- **Quoted text**:
-------

It should be permit all. Deny all is what happens when there's no policy.

If that's the case I rhink we should remove the "all" value for filters. Having 2 ways to express the same onlu makes things more complex.

Yeah, it might be confusing if Permit all doesn't do anything, or creates a Resource that can't be accessed if left unchecked.

Can discuss this issue at standup. I think this could be solved by making Permit all and the Filters sections a radio toggle.

github-merge-queue bot pushed a commit that referenced this issue May 7, 2024
This implements traffic filtering on the gateway. Filters are set on the
portal, per-resource, in an allow-list manner.

If no filters exist for a given resource all packets are allowed,
otherwise only packets that matches port/protocol for the filters are
allowed, otherwise they are dropped.

Filters can be either TCP, UDP or ICMP. For the first 2 multiple ports
can be given. Furthermore, multiple filters can exists for the same
resource.

To be able to add and remove filters with the same IP/CIDR we keep
around the whole list of filters for any given peer using an ID map and
recalculate the IP each time something is added is removed.

This allows us to remove filters and simply recalculate the allowlist
for each IP.

-------

- **The exercise**: Pick up the gateway traffic filter discussion above after its last sentence and carry it on.

- **Collected material**:
-------

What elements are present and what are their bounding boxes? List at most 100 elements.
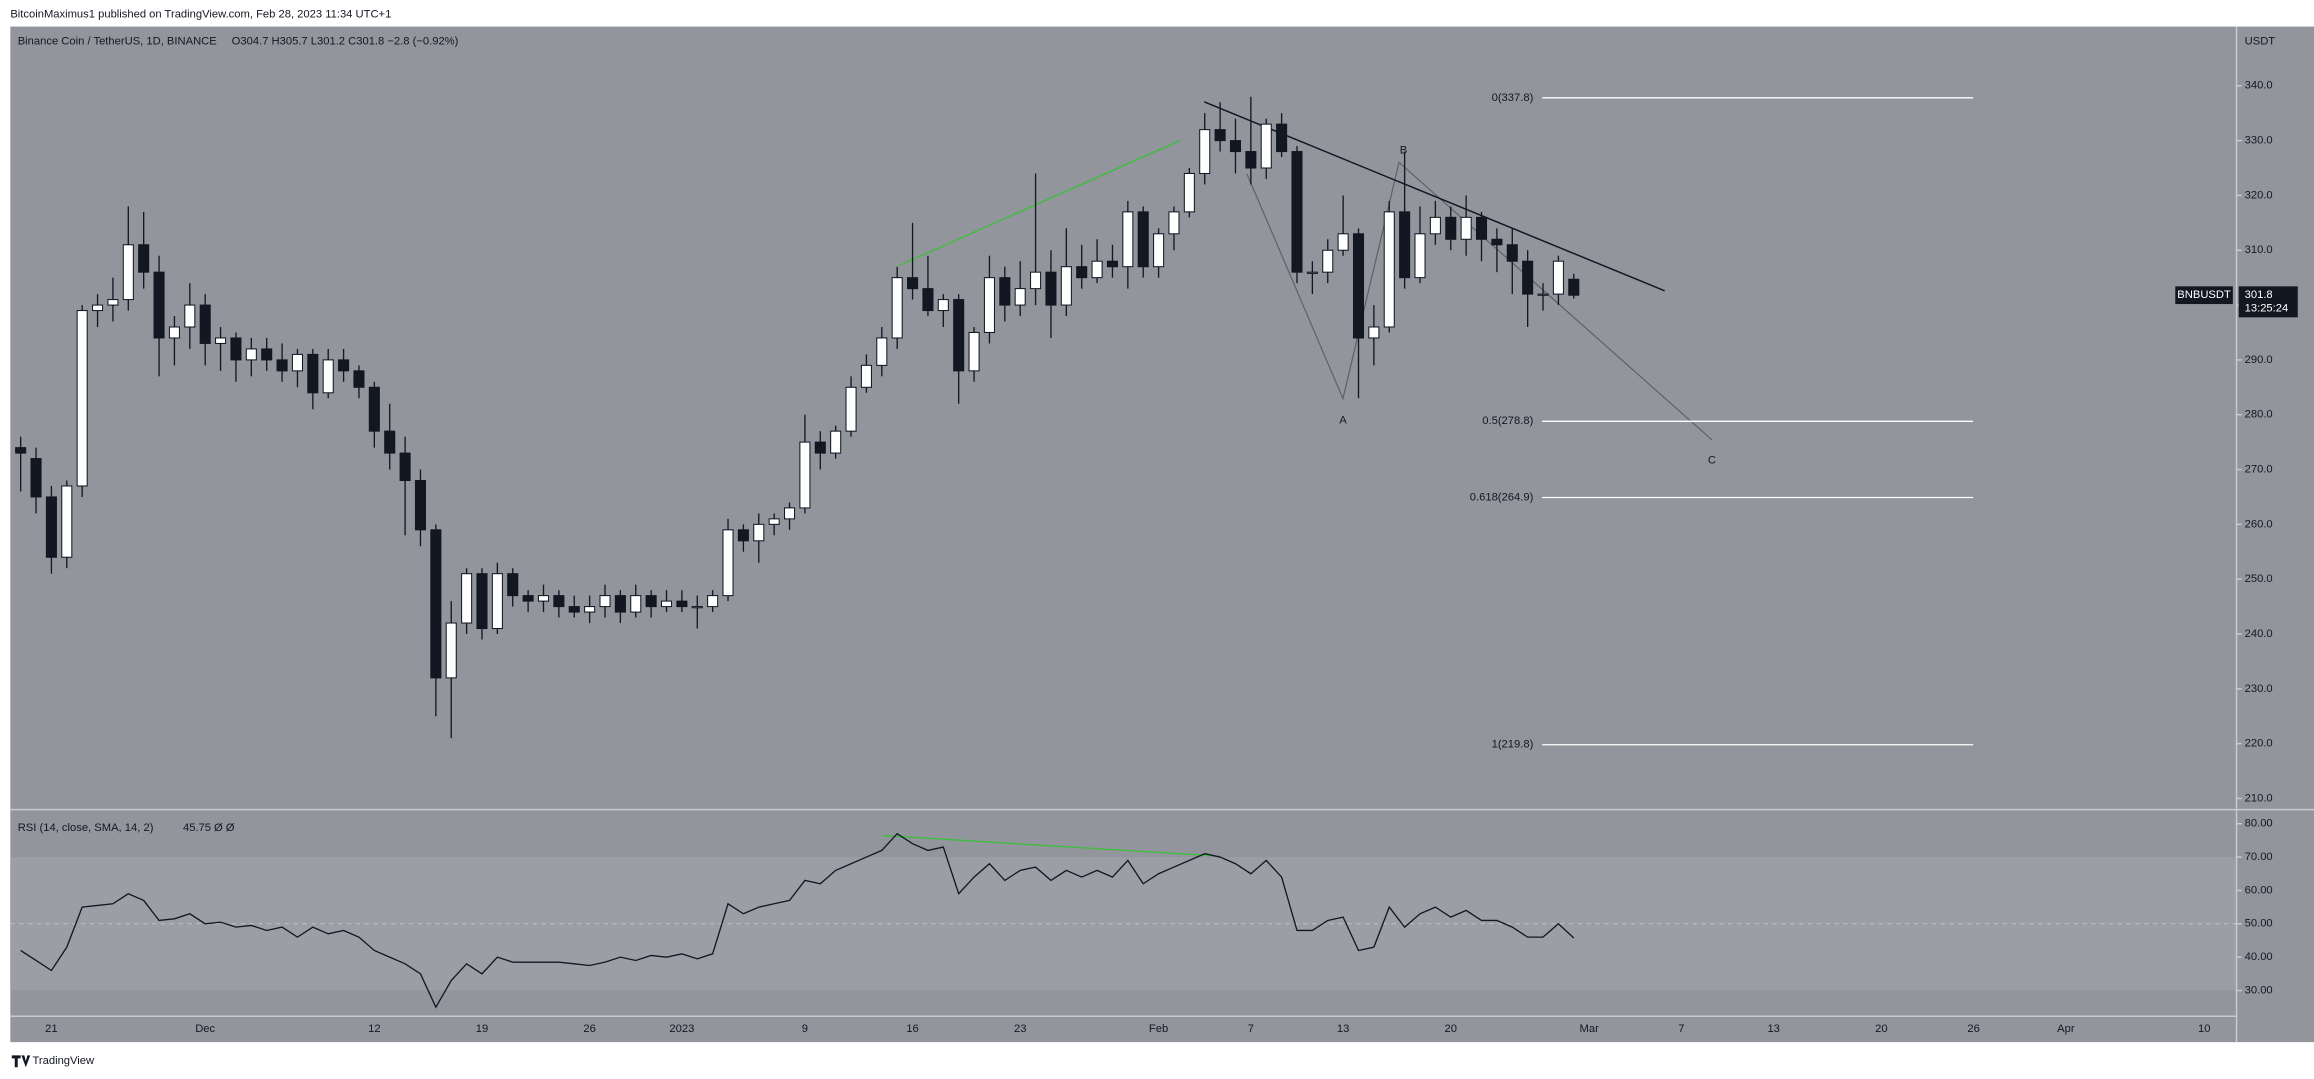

-------

- **Result of this exercise**:
Furthermore, for any IP, all rules apply, meaning if there are multiple
IPs that apply for a resource all port/protocol combinations for that IP
will apply.

This works well right now for DNS resources, since access is requested
by DNS name, then the resource for that DNS name will arrive at the
gateway, and the port filtering will apply given that resource(and any
other resource with the same IP).

However, since the client has no idea of the filters, it can't request
the resource access based on the port/protocol combination and we are
still using the most specific("longest match") IP. This will mean that
for overlapping CIDR resources, only the rules for the most specific
will be used, even if the gateway supports applying them all, since it
will not have the other resources. This will be solved in #4789.

It can also lead to some weirdness, let's say that you have 10.0.0.0/24
-> TCP/80 and 10.0.0.0/16 -> TCP/443 for your user.

The user tries to access 10.0.0.1, and will then only be allowed port
80. At some point the user might access 10.1.0.1 and it will be allowed
port 443. But from that point on, the user will be allowed to access 80
and 443 in 10.0.0.1 because the rules correctly work on the gateway, the
problem is the client side. Again, #4789 will fix this.

Left for next PRs (in tentative order!):

- #4792 
- #4789 

Depends on: #4773.
Resolves #2030.
Resolves #4791.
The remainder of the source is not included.